YOUR GOAL: Report how many lines in the listing below include the word "山东高密育才中学月考". Write nothing besides the number.

RECORDS SHOWN:
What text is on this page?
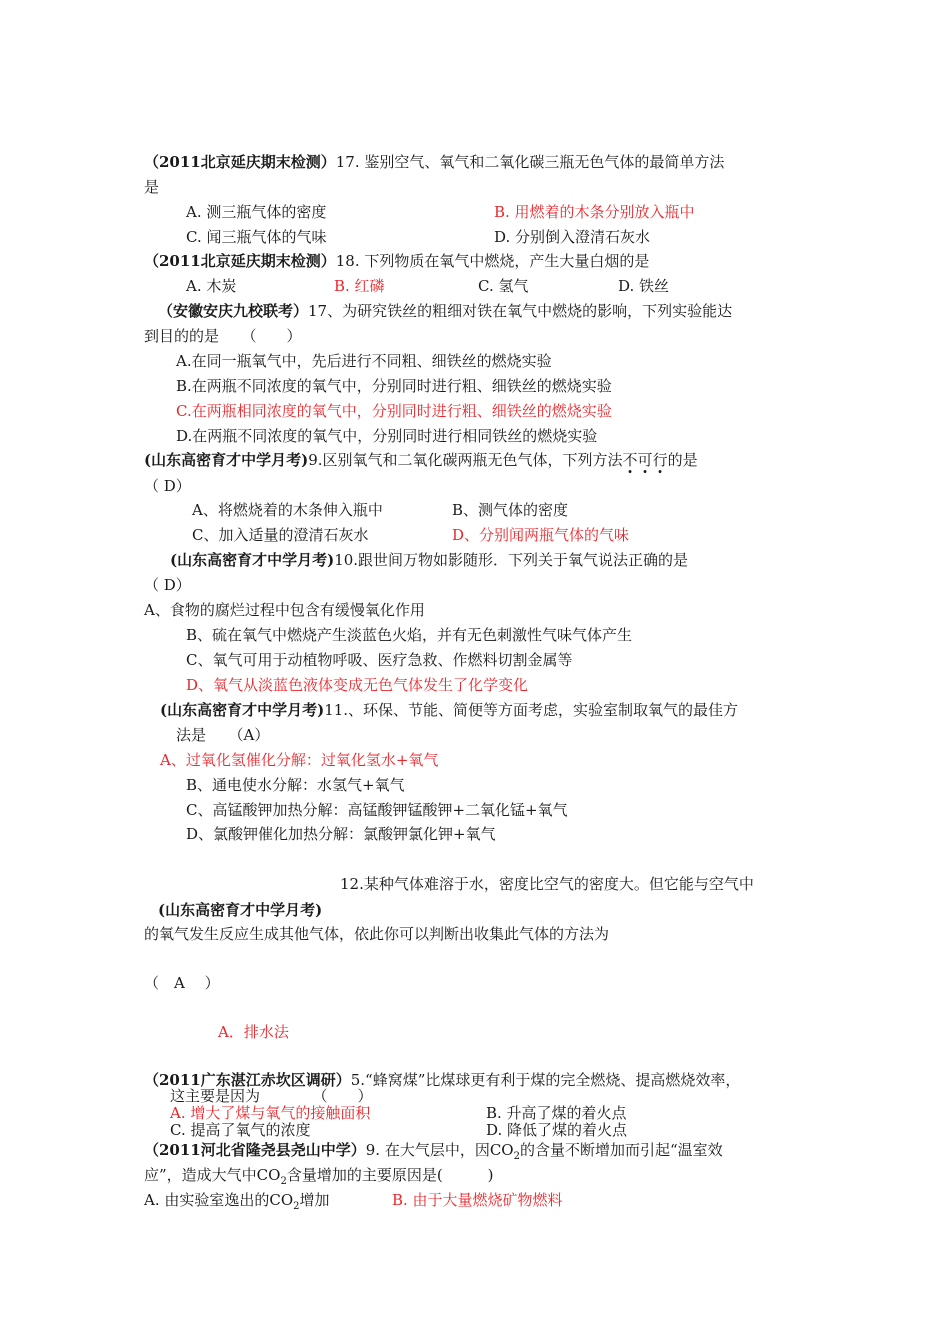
（2011北京延庆期末检测）17. 鉴别空气、氧气和二氧化碳三瓶无色气体的最简单方法
是
A. 测三瓶气体的密度	B. 用燃着的木条分别放入瓶中
C. 闻三瓶气体的气味	D. 分别倒入澄清石灰水
（2011北京延庆期末检测）18. 下列物质在氧气中燃烧，产生大量白烟的是
A. 木炭	B. 红磷	C. 氢气	D. 铁丝
（安徽安庆九校联考）17、为研究铁丝的粗细对铁在氧气中燃烧的影响，下列实验能达
到目的的是　　（　　）
A.在同一瓶氧气中，先后进行不同粗、细铁丝的燃烧实验
B.在两瓶不同浓度的氧气中，分别同时进行粗、细铁丝的燃烧实验
C.在两瓶相同浓度的氧气中，分别同时进行粗、细铁丝的燃烧实验
D.在两瓶不同浓度的氧气中，分别同时进行相同铁丝的燃烧实验
(山东高密育才中学月考)9.区别氧气和二氧化碳两瓶无色气体，下列方法不可行的是
（ D）
A、将燃烧着的木条伸入瓶中	B、测气体的密度
C、加入适量的澄清石灰水	D、分别闻两瓶气体的气味
(山东高密育才中学月考)10.跟世间万物如影随形．下列关于氧气说法正确的是
（ D）
A、食物的腐烂过程中包含有缓慢氧化作用
B、硫在氧气中燃烧产生淡蓝色火焰，并有无色刺激性气味气体产生
C、氧气可用于动植物呼吸、医疗急救、作燃料切割金属等
D、氧气从淡蓝色液体变成无色气体发生了化学变化
(山东高密育才中学月考)11.、环保、节能、简便等方面考虑，实验室制取氧气的最佳方
法是　　（A）
A、过氧化氢催化分解：过氧化氢水+氧气
B、通电使水分解：水氢气+氧气
C、高锰酸钾加热分解：高锰酸钾锰酸钾+二氧化锰+氧气
D、氯酸钾催化加热分解：氯酸钾氯化钾+氧气
12.某种气体难溶于水，密度比空气的密度大。但它能与空气中
(山东高密育才中学月考)
的氧气发生反应生成其他气体，依此你可以判断出收集此气体的方法为
（　A　 ）
A．排水法
（2011广东湛江赤坎区调研）5.“蜂窝煤”比煤球更有利于煤的完全燃烧、提高燃烧效率，
这主要是因为　　　　（　　）
A. 增大了煤与氧气的接触面积	B. 升高了煤的着火点
C. 提高了氧气的浓度	D. 降低了煤的着火点
（2011河北省隆尧县尧山中学）9. 在大气层中，因$CO_2$的含量不断增加而引起“温室效
应”，造成大气中$CO_2$含量增加的主要原因是(　　　)
A. 由实验室逸出的$CO_2$增加	B. 由于大量燃烧矿物燃料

FULL OUTPUT: 4